:: Stated exercise ::
Restate every entry word for word.

:: Records for processing ::
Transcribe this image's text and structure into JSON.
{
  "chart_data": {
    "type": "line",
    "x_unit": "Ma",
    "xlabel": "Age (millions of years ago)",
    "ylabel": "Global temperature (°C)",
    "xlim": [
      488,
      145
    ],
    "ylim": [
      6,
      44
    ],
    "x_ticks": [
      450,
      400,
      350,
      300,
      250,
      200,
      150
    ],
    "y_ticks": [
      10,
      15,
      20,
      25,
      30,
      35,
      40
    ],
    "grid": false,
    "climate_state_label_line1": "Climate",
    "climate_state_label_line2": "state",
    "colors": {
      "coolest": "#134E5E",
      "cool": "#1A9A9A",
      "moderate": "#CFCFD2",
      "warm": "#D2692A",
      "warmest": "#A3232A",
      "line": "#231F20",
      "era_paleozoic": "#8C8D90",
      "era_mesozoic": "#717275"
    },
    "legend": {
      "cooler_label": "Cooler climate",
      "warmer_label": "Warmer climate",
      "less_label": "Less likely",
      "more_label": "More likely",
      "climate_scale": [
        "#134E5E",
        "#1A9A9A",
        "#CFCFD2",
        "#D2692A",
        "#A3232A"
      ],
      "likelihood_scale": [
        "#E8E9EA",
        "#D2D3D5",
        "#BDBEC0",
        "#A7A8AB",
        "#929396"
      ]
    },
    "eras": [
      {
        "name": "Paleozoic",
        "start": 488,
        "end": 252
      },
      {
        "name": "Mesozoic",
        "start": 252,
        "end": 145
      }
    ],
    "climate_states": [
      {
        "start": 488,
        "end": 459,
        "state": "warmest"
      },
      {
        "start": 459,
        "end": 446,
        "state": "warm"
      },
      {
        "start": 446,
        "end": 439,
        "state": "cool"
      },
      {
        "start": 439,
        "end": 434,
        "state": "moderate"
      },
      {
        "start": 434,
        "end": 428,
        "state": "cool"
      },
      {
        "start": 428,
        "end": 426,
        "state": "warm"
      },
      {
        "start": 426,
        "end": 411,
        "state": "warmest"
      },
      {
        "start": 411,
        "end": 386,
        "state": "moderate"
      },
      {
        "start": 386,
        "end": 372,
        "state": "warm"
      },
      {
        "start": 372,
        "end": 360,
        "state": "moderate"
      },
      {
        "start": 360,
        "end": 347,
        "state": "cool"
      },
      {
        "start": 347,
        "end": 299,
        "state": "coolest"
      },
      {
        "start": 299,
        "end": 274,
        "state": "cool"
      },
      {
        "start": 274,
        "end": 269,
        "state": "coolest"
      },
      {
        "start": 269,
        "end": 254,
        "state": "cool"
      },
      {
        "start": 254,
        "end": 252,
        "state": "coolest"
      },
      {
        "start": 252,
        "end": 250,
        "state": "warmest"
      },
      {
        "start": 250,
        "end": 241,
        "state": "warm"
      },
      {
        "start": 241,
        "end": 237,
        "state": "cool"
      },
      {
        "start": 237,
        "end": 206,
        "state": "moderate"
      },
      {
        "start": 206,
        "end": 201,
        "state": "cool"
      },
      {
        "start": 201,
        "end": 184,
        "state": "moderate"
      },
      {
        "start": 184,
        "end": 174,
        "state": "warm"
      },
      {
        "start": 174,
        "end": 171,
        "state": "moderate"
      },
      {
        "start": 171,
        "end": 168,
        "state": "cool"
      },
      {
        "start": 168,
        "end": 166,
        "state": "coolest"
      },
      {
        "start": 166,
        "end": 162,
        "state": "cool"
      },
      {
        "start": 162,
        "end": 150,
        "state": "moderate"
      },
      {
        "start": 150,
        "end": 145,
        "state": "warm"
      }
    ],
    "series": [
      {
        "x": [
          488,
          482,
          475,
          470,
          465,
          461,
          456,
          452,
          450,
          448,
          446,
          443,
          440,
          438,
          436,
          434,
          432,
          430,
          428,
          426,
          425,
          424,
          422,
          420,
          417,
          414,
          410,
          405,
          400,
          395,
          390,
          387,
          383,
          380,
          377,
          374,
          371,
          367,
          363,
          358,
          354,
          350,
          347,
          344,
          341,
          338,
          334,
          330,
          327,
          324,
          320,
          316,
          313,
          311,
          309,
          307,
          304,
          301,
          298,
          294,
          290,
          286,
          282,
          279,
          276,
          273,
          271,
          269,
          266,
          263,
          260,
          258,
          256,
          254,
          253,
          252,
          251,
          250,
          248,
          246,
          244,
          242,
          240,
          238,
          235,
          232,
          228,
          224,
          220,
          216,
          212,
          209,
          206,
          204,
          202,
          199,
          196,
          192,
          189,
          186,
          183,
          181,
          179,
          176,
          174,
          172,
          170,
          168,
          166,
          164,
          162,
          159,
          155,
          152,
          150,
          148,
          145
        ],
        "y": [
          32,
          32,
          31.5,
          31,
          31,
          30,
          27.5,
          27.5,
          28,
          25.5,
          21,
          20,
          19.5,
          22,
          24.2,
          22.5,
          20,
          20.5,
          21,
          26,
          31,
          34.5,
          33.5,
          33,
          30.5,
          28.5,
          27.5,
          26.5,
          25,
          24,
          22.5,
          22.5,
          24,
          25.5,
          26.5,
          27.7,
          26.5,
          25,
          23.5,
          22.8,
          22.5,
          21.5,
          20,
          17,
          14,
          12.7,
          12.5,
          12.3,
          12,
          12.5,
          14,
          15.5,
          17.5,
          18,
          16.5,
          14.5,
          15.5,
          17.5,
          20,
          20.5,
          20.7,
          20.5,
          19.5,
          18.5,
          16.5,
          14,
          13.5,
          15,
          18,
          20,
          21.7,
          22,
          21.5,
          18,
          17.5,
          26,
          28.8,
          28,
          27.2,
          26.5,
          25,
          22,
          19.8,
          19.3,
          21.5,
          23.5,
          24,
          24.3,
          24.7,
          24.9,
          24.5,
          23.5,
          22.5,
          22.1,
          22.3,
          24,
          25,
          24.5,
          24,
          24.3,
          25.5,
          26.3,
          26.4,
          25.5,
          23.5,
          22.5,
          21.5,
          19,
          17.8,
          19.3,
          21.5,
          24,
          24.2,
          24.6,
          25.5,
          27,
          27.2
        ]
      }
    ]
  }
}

:: Solution to this exercise ::
Transcribe this image's text and structure into JSON.
{
  "chart_data": {
    "type": "line",
    "x_unit": "Ma",
    "xlabel": "Age (millions of years ago)",
    "ylabel": "Global temperature (°C)",
    "xlim": [
      488,
      145
    ],
    "ylim": [
      6,
      44
    ],
    "x_ticks": [
      450,
      400,
      350,
      300,
      250,
      200,
      150
    ],
    "y_ticks": [
      10,
      15,
      20,
      25,
      30,
      35,
      40
    ],
    "grid": false,
    "climate_state_label_line1": "Climate",
    "climate_state_label_line2": "state",
    "colors": {
      "coolest": "#134E5E",
      "cool": "#1A9A9A",
      "moderate": "#CFCFD2",
      "warm": "#D2692A",
      "warmest": "#A3232A",
      "line": "#231F20",
      "era_paleozoic": "#8C8D90",
      "era_mesozoic": "#717275"
    },
    "legend": {
      "cooler_label": "Cooler climate",
      "warmer_label": "Warmer climate",
      "less_label": "Less likely",
      "more_label": "More likely",
      "climate_scale": [
        "#134E5E",
        "#1A9A9A",
        "#CFCFD2",
        "#D2692A",
        "#A3232A"
      ],
      "likelihood_scale": [
        "#E8E9EA",
        "#D2D3D5",
        "#BDBEC0",
        "#A7A8AB",
        "#929396"
      ]
    },
    "eras": [
      {
        "name": "Paleozoic",
        "start": 488,
        "end": 252
      },
      {
        "name": "Mesozoic",
        "start": 252,
        "end": 145
      }
    ],
    "climate_states": [
      {
        "start": 488,
        "end": 459,
        "state": "warmest"
      },
      {
        "start": 459,
        "end": 446,
        "state": "warm"
      },
      {
        "start": 446,
        "end": 439,
        "state": "cool"
      },
      {
        "start": 439,
        "end": 434,
        "state": "moderate"
      },
      {
        "start": 434,
        "end": 428,
        "state": "cool"
      },
      {
        "start": 428,
        "end": 426,
        "state": "warm"
      },
      {
        "start": 426,
        "end": 411,
        "state": "warmest"
      },
      {
        "start": 411,
        "end": 386,
        "state": "moderate"
      },
      {
        "start": 386,
        "end": 372,
        "state": "warm"
      },
      {
        "start": 372,
        "end": 360,
        "state": "moderate"
      },
      {
        "start": 360,
        "end": 347,
        "state": "cool"
      },
      {
        "start": 347,
        "end": 299,
        "state": "coolest"
      },
      {
        "start": 299,
        "end": 274,
        "state": "cool"
      },
      {
        "start": 274,
        "end": 269,
        "state": "coolest"
      },
      {
        "start": 269,
        "end": 254,
        "state": "cool"
      },
      {
        "start": 254,
        "end": 252,
        "state": "coolest"
      },
      {
        "start": 252,
        "end": 250,
        "state": "warmest"
      },
      {
        "start": 250,
        "end": 241,
        "state": "warm"
      },
      {
        "start": 241,
        "end": 237,
        "state": "cool"
      },
      {
        "start": 237,
        "end": 206,
        "state": "moderate"
      },
      {
        "start": 206,
        "end": 201,
        "state": "cool"
      },
      {
        "start": 201,
        "end": 184,
        "state": "moderate"
      },
      {
        "start": 184,
        "end": 174,
        "state": "warm"
      },
      {
        "start": 174,
        "end": 171,
        "state": "moderate"
      },
      {
        "start": 171,
        "end": 168,
        "state": "cool"
      },
      {
        "start": 168,
        "end": 166,
        "state": "coolest"
      },
      {
        "start": 166,
        "end": 162,
        "state": "cool"
      },
      {
        "start": 162,
        "end": 150,
        "state": "moderate"
      },
      {
        "start": 150,
        "end": 145,
        "state": "warm"
      }
    ],
    "series": [
      {
        "x": [
          488,
          482,
          475,
          470,
          465,
          461,
          456,
          452,
          450,
          448,
          446,
          443,
          440,
          438,
          436,
          434,
          432,
          430,
          428,
          426,
          425,
          424,
          422,
          420,
          417,
          414,
          410,
          405,
          400,
          395,
          390,
          387,
          383,
          380,
          377,
          374,
          371,
          367,
          363,
          358,
          354,
          350,
          347,
          344,
          341,
          338,
          334,
          330,
          327,
          324,
          320,
          316,
          313,
          311,
          309,
          307,
          304,
          301,
          298,
          294,
          290,
          286,
          282,
          279,
          276,
          273,
          271,
          269,
          266,
          263,
          260,
          258,
          256,
          254,
          253,
          252,
          251,
          250,
          248,
          246,
          244,
          242,
          240,
          238,
          235,
          232,
          228,
          224,
          220,
          216,
          212,
          209,
          206,
          204,
          202,
          199,
          196,
          192,
          189,
          186,
          183,
          181,
          179,
          176,
          174,
          172,
          170,
          168,
          166,
          164,
          162,
          159,
          155,
          152,
          150,
          148,
          145
        ],
        "y": [
          32,
          32,
          31.5,
          31,
          31,
          30,
          27.5,
          27.5,
          28,
          25.5,
          21,
          20,
          19.5,
          22,
          24.2,
          22.5,
          20,
          20.5,
          21,
          26,
          31,
          34.5,
          33.5,
          33,
          30.5,
          28.5,
          27.5,
          26.5,
          25,
          24,
          22.5,
          22.5,
          24,
          25.5,
          26.5,
          27.7,
          26.5,
          25,
          23.5,
          22.8,
          22.5,
          21.5,
          20,
          17,
          14,
          12.7,
          12.5,
          12.3,
          12,
          12.5,
          14,
          15.5,
          17.5,
          18,
          16.5,
          14.5,
          15.5,
          17.5,
          20,
          20.5,
          20.7,
          20.5,
          19.5,
          18.5,
          16.5,
          14,
          13.5,
          15,
          18,
          20,
          21.7,
          22,
          21.5,
          18,
          17.5,
          26,
          28.8,
          28,
          27.2,
          26.5,
          25,
          22,
          19.8,
          19.3,
          21.5,
          23.5,
          24,
          24.3,
          24.7,
          24.9,
          24.5,
          23.5,
          22.5,
          22.1,
          22.3,
          24,
          25,
          24.5,
          24,
          24.3,
          25.5,
          26.3,
          26.4,
          25.5,
          23.5,
          22.5,
          21.5,
          19,
          17.8,
          19.3,
          21.5,
          24,
          24.2,
          24.6,
          25.5,
          27,
          27.2
        ]
      }
    ]
  }
}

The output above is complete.